Records to process ->

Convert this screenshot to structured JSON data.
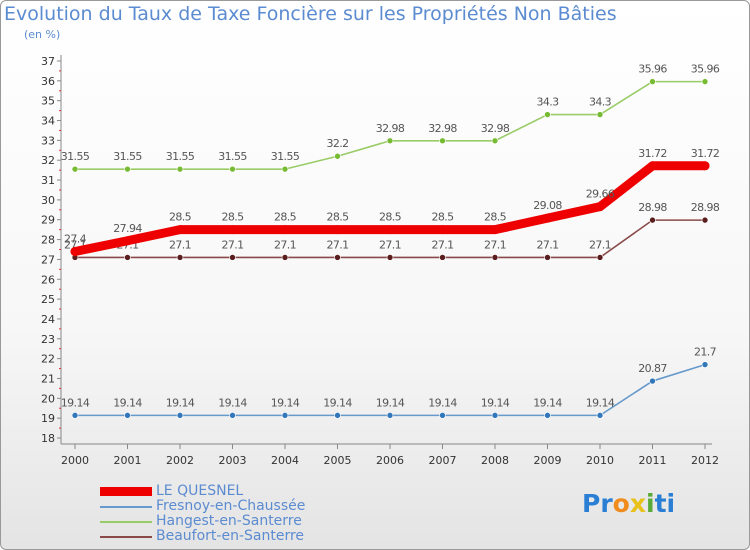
{
  "chart_data": {
    "type": "line",
    "title": "Evolution du Taux de Taxe Foncière sur les Propriétés Non Bâties",
    "unit_label": "(en %)",
    "xlabel": "",
    "ylabel": "",
    "categories": [
      "2000",
      "2001",
      "2002",
      "2003",
      "2004",
      "2005",
      "2006",
      "2007",
      "2008",
      "2009",
      "2010",
      "2011",
      "2012"
    ],
    "y_ticks": [
      18,
      19,
      20,
      21,
      22,
      23,
      24,
      25,
      26,
      27,
      28,
      29,
      30,
      31,
      32,
      33,
      34,
      35,
      36,
      37
    ],
    "ylim": [
      18,
      37
    ],
    "grid": false,
    "series": [
      {
        "name": "Hangest-en-Santerre",
        "color": "#99cc66",
        "marker": "#77bb33",
        "thick": false,
        "values": [
          31.55,
          31.55,
          31.55,
          31.55,
          31.55,
          32.2,
          32.98,
          32.98,
          32.98,
          34.3,
          34.3,
          35.96,
          35.96
        ],
        "labels": [
          "31.55",
          "31.55",
          "31.55",
          "31.55",
          "31.55",
          "32.2",
          "32.98",
          "32.98",
          "32.98",
          "34.3",
          "34.3",
          "35.96",
          "35.96"
        ]
      },
      {
        "name": "Beaufort-en-Santerre",
        "color": "#8b4a4a",
        "marker": "#5a1e1e",
        "thick": false,
        "values": [
          27.1,
          27.1,
          27.1,
          27.1,
          27.1,
          27.1,
          27.1,
          27.1,
          27.1,
          27.1,
          27.1,
          28.98,
          28.98
        ],
        "labels": [
          "27.1",
          "27.1",
          "27.1",
          "27.1",
          "27.1",
          "27.1",
          "27.1",
          "27.1",
          "27.1",
          "27.1",
          "27.1",
          "28.98",
          "28.98"
        ]
      },
      {
        "name": "Fresnoy-en-Chaussée",
        "color": "#6699cc",
        "marker": "#3377bb",
        "thick": false,
        "values": [
          19.14,
          19.14,
          19.14,
          19.14,
          19.14,
          19.14,
          19.14,
          19.14,
          19.14,
          19.14,
          19.14,
          20.87,
          21.7
        ],
        "labels": [
          "19.14",
          "19.14",
          "19.14",
          "19.14",
          "19.14",
          "19.14",
          "19.14",
          "19.14",
          "19.14",
          "19.14",
          "19.14",
          "20.87",
          "21.7"
        ]
      },
      {
        "name": "LE QUESNEL",
        "color": "#ee0000",
        "marker": "#ee0000",
        "thick": true,
        "values": [
          27.4,
          27.94,
          28.5,
          28.5,
          28.5,
          28.5,
          28.5,
          28.5,
          28.5,
          29.08,
          29.66,
          31.72,
          31.72
        ],
        "labels": [
          "27.4",
          "27.94",
          "28.5",
          "28.5",
          "28.5",
          "28.5",
          "28.5",
          "28.5",
          "28.5",
          "29.08",
          "29.66",
          "31.72",
          "31.72"
        ]
      }
    ],
    "legend_order": [
      "LE QUESNEL",
      "Fresnoy-en-Chaussée",
      "Hangest-en-Santerre",
      "Beaufort-en-Santerre"
    ],
    "legend_position": "bottom-left"
  },
  "logo": {
    "text": "Proxiti",
    "letters": [
      "P",
      "r",
      "o",
      "x",
      "i",
      "t",
      "i"
    ],
    "colors": [
      "#2a7fd4",
      "#2a7fd4",
      "#f08c1e",
      "#e8c21a",
      "#5aaa3a",
      "#2a7fd4",
      "#2a7fd4"
    ]
  }
}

Task to complete -> In the listing, find all lines with the string "Hangest" and copy them.

Written reply ->
        "name": "Hangest-en-Santerre",
      "Hangest-en-Santerre",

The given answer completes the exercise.